> [Aim]: Reproduce the listing below without changes, except that pictures are left out.

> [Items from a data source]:

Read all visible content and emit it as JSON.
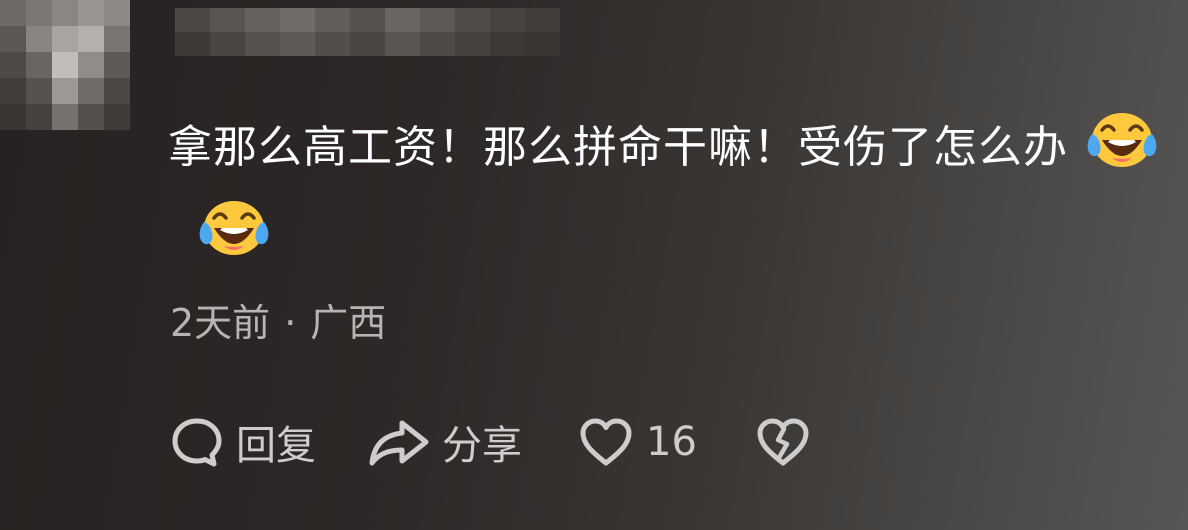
{
  "comment": {
    "text": "拿那么高工资！那么拼命干嘛！受伤了怎么办",
    "emojis": [
      "laughing-crying-emoji",
      "laughing-crying-emoji"
    ],
    "timestamp": "2天前",
    "separator": "·",
    "location": "广西"
  },
  "actions": {
    "reply_label": "回复",
    "reply_icon": "speech-bubble-icon",
    "share_label": "分享",
    "share_icon": "share-arrow-icon",
    "like_count": "16",
    "like_icon": "heart-icon",
    "dislike_icon": "broken-heart-icon"
  },
  "colors": {
    "text": "#ffffff",
    "meta_text": "#b7b5b3",
    "action_text": "#cfcdcb",
    "emoji_face": "#ffc83d"
  }
}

> [Task answer]:
Read all visible content and emit it as JSON.
{
  "comment": {
    "text": "拿那么高工资！那么拼命干嘛！受伤了怎么办",
    "emojis": [
      "laughing-crying-emoji",
      "laughing-crying-emoji"
    ],
    "timestamp": "2天前",
    "separator": "·",
    "location": "广西"
  },
  "actions": {
    "reply_label": "回复",
    "reply_icon": "speech-bubble-icon",
    "share_label": "分享",
    "share_icon": "share-arrow-icon",
    "like_count": "16",
    "like_icon": "heart-icon",
    "dislike_icon": "broken-heart-icon"
  },
  "colors": {
    "text": "#ffffff",
    "meta_text": "#b7b5b3",
    "action_text": "#cfcdcb",
    "emoji_face": "#ffc83d"
  }
}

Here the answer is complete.